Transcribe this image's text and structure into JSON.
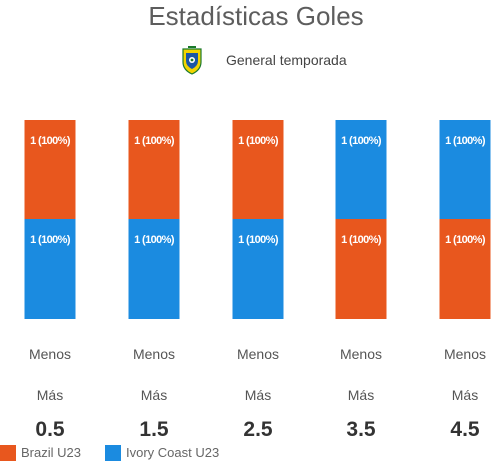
{
  "chart_data": {
    "type": "bar",
    "stacked": true,
    "percent": true,
    "title": "Estadísticas Goles",
    "subtitle": "General temporada",
    "categories": [
      "0.5",
      "1.5",
      "2.5",
      "3.5",
      "4.5"
    ],
    "category_row1": "Menos",
    "category_row2": "Más",
    "series": [
      {
        "name": "Brazil U23",
        "color": "#e8571e",
        "segments": [
          "Menos",
          "Menos",
          "Menos",
          "Más",
          "Más"
        ],
        "values": [
          1,
          1,
          1,
          1,
          1
        ],
        "labels": [
          "1 (100%)",
          "1 (100%)",
          "1 (100%)",
          "1 (100%)",
          "1 (100%)"
        ]
      },
      {
        "name": "Ivory Coast U23",
        "color": "#1b8be0",
        "segments": [
          "Más",
          "Más",
          "Más",
          "Menos",
          "Menos"
        ],
        "values": [
          1,
          1,
          1,
          1,
          1
        ],
        "labels": [
          "1 (100%)",
          "1 (100%)",
          "1 (100%)",
          "1 (100%)",
          "1 (100%)"
        ]
      }
    ],
    "legend": "bottom-left"
  },
  "crest_icon": "brazil-cbf-crest-icon"
}
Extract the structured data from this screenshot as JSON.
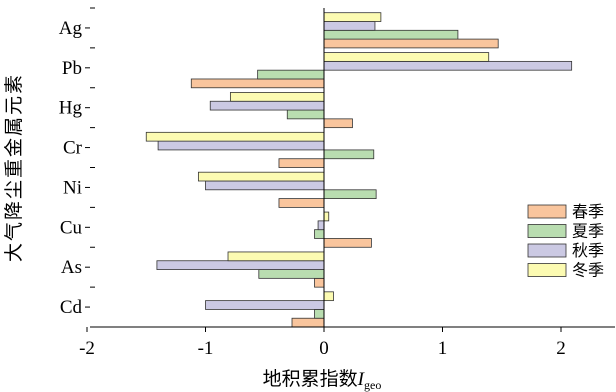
{
  "chart_data": {
    "type": "bar",
    "orientation": "horizontal",
    "categories": [
      "Ag",
      "Pb",
      "Hg",
      "Cr",
      "Ni",
      "Cu",
      "As",
      "Cd"
    ],
    "series": [
      {
        "name": "春季",
        "color": "#F9C59D",
        "values": [
          1.47,
          -1.12,
          0.24,
          -0.38,
          -0.38,
          0.4,
          -0.08,
          -0.27
        ]
      },
      {
        "name": "夏季",
        "color": "#B9DDB0",
        "values": [
          1.13,
          -0.56,
          -0.31,
          0.42,
          0.44,
          -0.08,
          -0.55,
          -0.08
        ]
      },
      {
        "name": "秋季",
        "color": "#CBC9E3",
        "values": [
          0.43,
          2.09,
          -0.96,
          -1.4,
          -1.0,
          -0.05,
          -1.41,
          -1.0
        ]
      },
      {
        "name": "冬季",
        "color": "#FCFBB2",
        "values": [
          0.48,
          1.39,
          -0.79,
          -1.5,
          -1.06,
          0.04,
          -0.81,
          0.08
        ]
      }
    ],
    "xlim": [
      -2,
      2.5
    ],
    "xticks": [
      -2,
      -1,
      0,
      1,
      2
    ],
    "xtick_labels": [
      "-2",
      "-1",
      "0",
      "1",
      "2"
    ],
    "xlabel": "地积累指数",
    "xlabel_symbol": "I",
    "xlabel_subscript": "geo",
    "ylabel": "大气降尘重金属元素",
    "legend_position": "right",
    "grid": false
  }
}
· · ·
Return the material exactly as given, apart from the pictures.

WRITTEN ANSWER:
Transcribe this image's text and structure into JSON.
{
  "chart_data": {
    "type": "bar",
    "stacked": true,
    "percent": true,
    "title": "Estadísticas Goles",
    "subtitle": "General temporada",
    "categories": [
      "0.5",
      "1.5",
      "2.5",
      "3.5",
      "4.5"
    ],
    "category_row1": "Menos",
    "category_row2": "Más",
    "series": [
      {
        "name": "Brazil U23",
        "color": "#e8571e",
        "segments": [
          "Menos",
          "Menos",
          "Menos",
          "Más",
          "Más"
        ],
        "values": [
          1,
          1,
          1,
          1,
          1
        ],
        "labels": [
          "1 (100%)",
          "1 (100%)",
          "1 (100%)",
          "1 (100%)",
          "1 (100%)"
        ]
      },
      {
        "name": "Ivory Coast U23",
        "color": "#1b8be0",
        "segments": [
          "Más",
          "Más",
          "Más",
          "Menos",
          "Menos"
        ],
        "values": [
          1,
          1,
          1,
          1,
          1
        ],
        "labels": [
          "1 (100%)",
          "1 (100%)",
          "1 (100%)",
          "1 (100%)",
          "1 (100%)"
        ]
      }
    ],
    "legend": "bottom-left"
  },
  "crest_icon": "brazil-cbf-crest-icon"
}
Extract the structured data from this screenshot as JSON.
{
  "chart_data": {
    "type": "bar",
    "orientation": "horizontal",
    "categories": [
      "Ag",
      "Pb",
      "Hg",
      "Cr",
      "Ni",
      "Cu",
      "As",
      "Cd"
    ],
    "series": [
      {
        "name": "春季",
        "color": "#F9C59D",
        "values": [
          1.47,
          -1.12,
          0.24,
          -0.38,
          -0.38,
          0.4,
          -0.08,
          -0.27
        ]
      },
      {
        "name": "夏季",
        "color": "#B9DDB0",
        "values": [
          1.13,
          -0.56,
          -0.31,
          0.42,
          0.44,
          -0.08,
          -0.55,
          -0.08
        ]
      },
      {
        "name": "秋季",
        "color": "#CBC9E3",
        "values": [
          0.43,
          2.09,
          -0.96,
          -1.4,
          -1.0,
          -0.05,
          -1.41,
          -1.0
        ]
      },
      {
        "name": "冬季",
        "color": "#FCFBB2",
        "values": [
          0.48,
          1.39,
          -0.79,
          -1.5,
          -1.06,
          0.04,
          -0.81,
          0.08
        ]
      }
    ],
    "xlim": [
      -2,
      2.5
    ],
    "xticks": [
      -2,
      -1,
      0,
      1,
      2
    ],
    "xtick_labels": [
      "-2",
      "-1",
      "0",
      "1",
      "2"
    ],
    "xlabel": "地积累指数",
    "xlabel_symbol": "I",
    "xlabel_subscript": "geo",
    "ylabel": "大气降尘重金属元素",
    "legend_position": "right",
    "grid": false
  }
}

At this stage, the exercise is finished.